---------- SUPPLIED DATA
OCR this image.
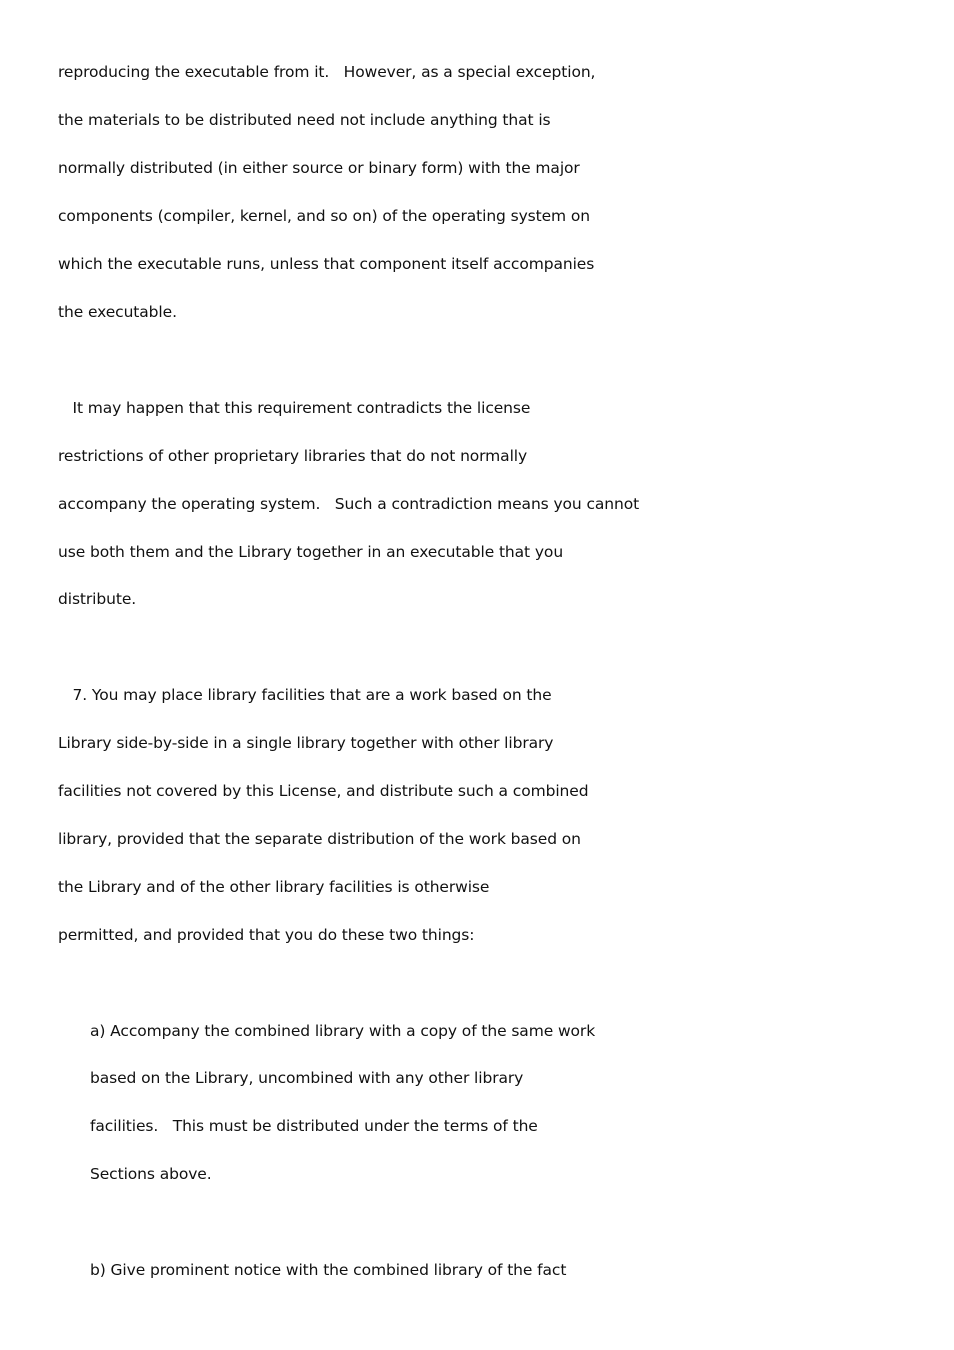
reproducing the executable from it.   However, as a special exception,
the materials to be distributed need not include anything that is
normally distributed (in either source or binary form) with the major
components (compiler, kernel, and so on) of the operating system on
which the executable runs, unless that component itself accompanies
the executable.
It may happen that this requirement contradicts the license
restrictions of other proprietary libraries that do not normally
accompany the operating system.   Such a contradiction means you cannot
use both them and the Library together in an executable that you
distribute.
7. You may place library facilities that are a work based on the
Library side-by-side in a single library together with other library
facilities not covered by this License, and distribute such a combined
library, provided that the separate distribution of the work based on
the Library and of the other library facilities is otherwise
permitted, and provided that you do these two things:
a) Accompany the combined library with a copy of the same work
based on the Library, uncombined with any other library
facilities.   This must be distributed under the terms of the
Sections above.
b) Give prominent notice with the combined library of the fact
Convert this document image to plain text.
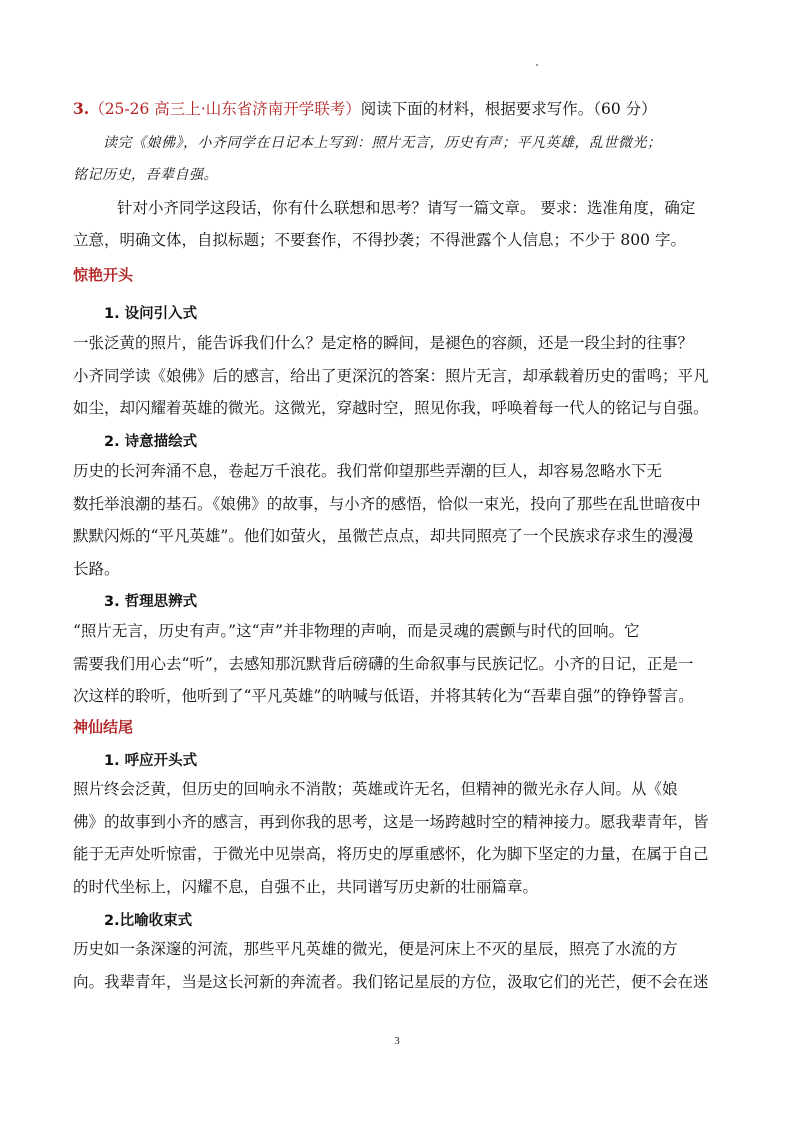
3.（25-26 高三上·山东省济南开学联考）阅读下面的材料，根据要求写作。（60 分）
读完《娘佛》，小齐同学在日记本上写到：照片无言，历史有声；平凡英雄，乱世微光；
铭记历史，吾辈自强。
针对小齐同学这段话，你有什么联想和思考？请写一篇文章。 要求：选准角度，确定
立意，明确文体，自拟标题；不要套作，不得抄袭；不得泄露个人信息；不少于 800 字。
惊艳开头
1. 设问引入式
一张泛黄的照片，能告诉我们什么？是定格的瞬间，是褪色的容颜，还是一段尘封的往事？
小齐同学读《娘佛》后的感言，给出了更深沉的答案：照片无言，却承载着历史的雷鸣；平凡
如尘，却闪耀着英雄的微光。这微光，穿越时空，照见你我，呼唤着每一代人的铭记与自强。
2. 诗意描绘式
历史的长河奔涌不息，卷起万千浪花。我们常仰望那些弄潮的巨人，却容易忽略水下无
数托举浪潮的基石。《娘佛》的故事，与小齐的感悟，恰似一束光，投向了那些在乱世暗夜中
默默闪烁的“平凡英雄”。他们如萤火，虽微芒点点，却共同照亮了一个民族求存求生的漫漫
长路。
3. 哲理思辨式
“照片无言，历史有声。”这“声”并非物理的声响，而是灵魂的震颤与时代的回响。它
需要我们用心去“听”，去感知那沉默背后磅礴的生命叙事与民族记忆。小齐的日记，正是一
次这样的聆听，他听到了“平凡英雄”的呐喊与低语，并将其转化为“吾辈自强”的铮铮誓言。
神仙结尾
1. 呼应开头式
照片终会泛黄，但历史的回响永不消散；英雄或许无名，但精神的微光永存人间。从《娘
佛》的故事到小齐的感言，再到你我的思考，这是一场跨越时空的精神接力。愿我辈青年，皆
能于无声处听惊雷，于微光中见崇高，将历史的厚重感怀，化为脚下坚定的力量，在属于自己
的时代坐标上，闪耀不息，自强不止，共同谱写历史新的壮丽篇章。
2.比喻收束式
历史如一条深邃的河流，那些平凡英雄的微光，便是河床上不灭的星辰，照亮了水流的方
向。我辈青年，当是这长河新的奔流者。我们铭记星辰的方位，汲取它们的光芒，便不会在迷
3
--------------------
- [WHAT IS ASKED]
Go over the records above line by line and count those holding the word "normally". Reply only with the number.

- [ANSWER TO THIS EXERCISE]
2